Answer these from the commentary below on telecom pricing and Hollywood copyright.
1. In what year was TELRIC pricing installed?
2. Which four services are named as competing for residential internet service?
3. Why does Hollywood delay DVD releases?

=== PAGE TEXT ===
□ □ □

To be fair, dealing with natural monopolies, such as local loop telco bottlenecks, is tough. On the one hand, you want marginal cost pricing because its best for society. On the other hand, if companies have NO opportunity to harvest residual rents, then they won't invest in new equipment, which means above marginal cost pricing.

TELRIC pricing, which the Supremes upheld, requires incumbent telcos to offer bottleneck network elements at marginal cost. Therefore neither entrants nor incumbents have any incentive to upgrade equipment, and neither of them have since this pricing scheme was installed in 1996. Moreover, incumbents have to offer telephone service to all people, so they charge high business rates to subsidize low consumer rates. Entrants have no such obligation, so they "cream skim" by offering cheap services to businesses, which means fewer subsidies for consumers.

There's no magic bullet for natural monopolies. If you want the efficient solution, you simply grant the monopoly the ability to perfectly price discriminate. This means they capture ALL the surplus, infuriate consumers (who will pay high prices) but create no dead weight loss (so is efficient) and makes entry by close substitutes very attractive (as cross market price elasticity becomes infinite). Essentially, everyone will be charged their maximum willingness to pay, and this'll make them so mad they will gladly switch to some near substitute. Ultimately, competition between close substitutes is the best way to force down prices in natural monopolies, e.g. cable vs DSL vs WiFi vs satellite competing for residential internet service.

Monday, May 13, 2002

Hollywood and copyright Three nice articles on Hollywood's jihad against technology, and Ernest Holling's (Dem. SC) willingness to sell them injunctive relief against the future. Here's the economics.

Hal Plotkin asks why Hollywood just doesn't sell its own distribution network that controls content perfectly and leaves computers alone. It's simple: such dreck won't sell and the content cartel knows it. Each manufacturer would have incentive to cheat and sell cheaper, uncrippled hardware people actually want to buy and thus bust the cartel. Only a collusive contract can bind cartels, and since these are illegal, Valenti has paid Congress to write it for him. "Industry standards" bodies have long supported this sort of collusive activity, but John Gilmore gets his economics wrong when choosing who will lose from Intel's "standards" suggestions -- if manufacturers have a choice they'll support open uncrippled hardware that people will buy.

Lawmeme has a good article on why digital copies are as lousy as analog copies, but at one point concludes that since bootleg movies only work when legitimate movies aren't available, Hollywood can easily fix this by releasing everything at once. Hollywood delays international movie distribution because of the option value in dropping duds that probably won't do well abroad, and delays DVD releases to price discriminate between consumers with different tastes. If the internet reduces their ability to price discriminate, they get less profits, and that for them is a very real problem.

□ □ □

=== DATA ===
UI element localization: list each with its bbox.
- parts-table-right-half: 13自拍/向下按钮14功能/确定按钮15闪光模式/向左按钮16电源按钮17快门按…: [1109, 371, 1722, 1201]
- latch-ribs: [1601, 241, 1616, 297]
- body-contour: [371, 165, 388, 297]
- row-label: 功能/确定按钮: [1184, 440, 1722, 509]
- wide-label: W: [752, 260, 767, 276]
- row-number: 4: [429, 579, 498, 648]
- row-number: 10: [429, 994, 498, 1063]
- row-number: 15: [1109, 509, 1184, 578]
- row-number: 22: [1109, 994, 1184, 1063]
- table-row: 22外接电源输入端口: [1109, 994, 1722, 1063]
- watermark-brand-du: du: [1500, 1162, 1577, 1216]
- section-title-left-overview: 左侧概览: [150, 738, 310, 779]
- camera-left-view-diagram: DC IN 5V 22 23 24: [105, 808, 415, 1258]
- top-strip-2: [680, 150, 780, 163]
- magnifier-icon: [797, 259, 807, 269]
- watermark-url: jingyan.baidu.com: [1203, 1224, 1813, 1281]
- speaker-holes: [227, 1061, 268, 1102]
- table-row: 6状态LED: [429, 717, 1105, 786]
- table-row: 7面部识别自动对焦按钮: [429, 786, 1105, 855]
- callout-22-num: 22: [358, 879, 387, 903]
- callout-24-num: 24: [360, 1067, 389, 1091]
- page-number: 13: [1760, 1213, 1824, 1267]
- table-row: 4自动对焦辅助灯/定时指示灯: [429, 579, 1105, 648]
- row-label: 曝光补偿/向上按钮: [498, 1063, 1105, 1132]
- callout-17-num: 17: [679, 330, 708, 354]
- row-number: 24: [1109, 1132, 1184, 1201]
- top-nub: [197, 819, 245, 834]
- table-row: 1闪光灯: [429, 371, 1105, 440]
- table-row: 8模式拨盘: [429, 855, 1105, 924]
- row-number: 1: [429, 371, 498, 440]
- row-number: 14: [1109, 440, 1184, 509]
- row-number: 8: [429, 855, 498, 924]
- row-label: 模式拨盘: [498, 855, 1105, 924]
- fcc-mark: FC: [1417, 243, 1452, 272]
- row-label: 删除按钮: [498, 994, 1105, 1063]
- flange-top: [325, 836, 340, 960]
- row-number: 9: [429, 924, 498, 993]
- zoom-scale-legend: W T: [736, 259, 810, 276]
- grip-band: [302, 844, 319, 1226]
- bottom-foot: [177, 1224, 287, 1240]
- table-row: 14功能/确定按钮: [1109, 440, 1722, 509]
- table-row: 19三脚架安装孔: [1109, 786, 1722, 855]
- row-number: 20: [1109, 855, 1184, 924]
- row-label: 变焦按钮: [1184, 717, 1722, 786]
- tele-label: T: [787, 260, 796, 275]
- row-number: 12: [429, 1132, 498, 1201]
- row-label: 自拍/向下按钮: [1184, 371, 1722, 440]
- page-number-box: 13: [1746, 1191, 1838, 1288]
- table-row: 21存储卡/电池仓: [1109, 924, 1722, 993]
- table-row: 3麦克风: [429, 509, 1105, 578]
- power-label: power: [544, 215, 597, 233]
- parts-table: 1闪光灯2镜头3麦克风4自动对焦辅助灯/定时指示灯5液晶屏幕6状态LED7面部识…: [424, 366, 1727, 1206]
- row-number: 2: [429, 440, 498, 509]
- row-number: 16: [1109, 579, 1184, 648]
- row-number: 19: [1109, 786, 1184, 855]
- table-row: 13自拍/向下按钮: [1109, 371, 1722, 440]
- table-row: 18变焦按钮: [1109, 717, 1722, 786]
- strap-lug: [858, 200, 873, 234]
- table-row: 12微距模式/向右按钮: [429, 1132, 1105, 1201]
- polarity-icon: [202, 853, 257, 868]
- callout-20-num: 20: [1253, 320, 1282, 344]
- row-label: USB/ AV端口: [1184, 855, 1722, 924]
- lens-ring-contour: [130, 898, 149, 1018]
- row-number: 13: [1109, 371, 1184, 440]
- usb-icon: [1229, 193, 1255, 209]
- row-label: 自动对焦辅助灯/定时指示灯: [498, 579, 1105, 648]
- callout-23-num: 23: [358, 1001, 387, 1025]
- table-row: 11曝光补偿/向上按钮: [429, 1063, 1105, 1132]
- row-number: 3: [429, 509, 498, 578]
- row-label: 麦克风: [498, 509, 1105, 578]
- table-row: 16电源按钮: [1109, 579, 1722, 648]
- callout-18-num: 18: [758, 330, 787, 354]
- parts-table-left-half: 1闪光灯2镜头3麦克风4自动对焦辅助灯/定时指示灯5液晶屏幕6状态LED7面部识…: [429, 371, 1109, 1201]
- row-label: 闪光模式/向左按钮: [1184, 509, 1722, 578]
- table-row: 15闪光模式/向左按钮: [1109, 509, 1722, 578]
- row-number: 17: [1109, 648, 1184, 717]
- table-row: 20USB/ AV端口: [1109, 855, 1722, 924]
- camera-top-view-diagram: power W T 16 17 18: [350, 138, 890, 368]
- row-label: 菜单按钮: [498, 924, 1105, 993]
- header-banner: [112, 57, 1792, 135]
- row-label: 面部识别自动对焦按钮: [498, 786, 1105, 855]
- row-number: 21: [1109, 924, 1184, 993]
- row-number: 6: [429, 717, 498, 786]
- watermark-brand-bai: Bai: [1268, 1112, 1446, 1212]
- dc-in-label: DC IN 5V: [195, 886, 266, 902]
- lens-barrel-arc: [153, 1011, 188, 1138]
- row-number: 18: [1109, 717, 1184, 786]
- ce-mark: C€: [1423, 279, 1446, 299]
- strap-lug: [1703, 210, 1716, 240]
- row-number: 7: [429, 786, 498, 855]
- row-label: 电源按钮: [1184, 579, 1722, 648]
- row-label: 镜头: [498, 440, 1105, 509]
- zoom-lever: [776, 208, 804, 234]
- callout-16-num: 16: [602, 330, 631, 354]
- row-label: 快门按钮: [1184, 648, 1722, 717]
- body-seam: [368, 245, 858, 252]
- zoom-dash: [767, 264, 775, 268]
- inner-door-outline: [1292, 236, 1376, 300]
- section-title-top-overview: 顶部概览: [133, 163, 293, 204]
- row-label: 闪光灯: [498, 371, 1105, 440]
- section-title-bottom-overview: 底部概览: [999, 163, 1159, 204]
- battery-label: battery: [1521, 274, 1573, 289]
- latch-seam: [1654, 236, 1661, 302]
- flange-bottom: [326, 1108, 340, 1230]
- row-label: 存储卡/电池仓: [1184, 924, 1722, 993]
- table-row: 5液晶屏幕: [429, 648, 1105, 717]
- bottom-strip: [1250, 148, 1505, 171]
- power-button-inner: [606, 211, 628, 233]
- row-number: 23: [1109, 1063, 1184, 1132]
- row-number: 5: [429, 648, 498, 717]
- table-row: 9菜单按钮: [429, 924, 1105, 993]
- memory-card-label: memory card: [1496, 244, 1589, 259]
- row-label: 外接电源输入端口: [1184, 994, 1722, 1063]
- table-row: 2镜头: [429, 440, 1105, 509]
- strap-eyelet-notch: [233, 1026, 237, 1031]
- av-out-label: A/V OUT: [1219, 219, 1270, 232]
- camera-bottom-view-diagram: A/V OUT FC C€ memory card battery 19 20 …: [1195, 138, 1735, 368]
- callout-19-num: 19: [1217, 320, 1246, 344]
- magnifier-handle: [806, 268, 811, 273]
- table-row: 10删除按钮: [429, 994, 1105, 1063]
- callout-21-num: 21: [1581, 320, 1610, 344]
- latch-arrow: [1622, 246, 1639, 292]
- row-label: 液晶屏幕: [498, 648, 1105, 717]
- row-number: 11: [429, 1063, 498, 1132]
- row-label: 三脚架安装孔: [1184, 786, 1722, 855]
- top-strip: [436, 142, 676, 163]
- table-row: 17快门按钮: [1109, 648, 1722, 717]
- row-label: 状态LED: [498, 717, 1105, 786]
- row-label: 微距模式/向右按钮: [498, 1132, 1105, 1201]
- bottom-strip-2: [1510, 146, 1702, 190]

□ □ □

=== SOLUTION FOR THIS EXERCISE ===
1. 1996.
2. Cable, DSL, WiFi and satellite.
3. To price discriminate between consumers with different tastes.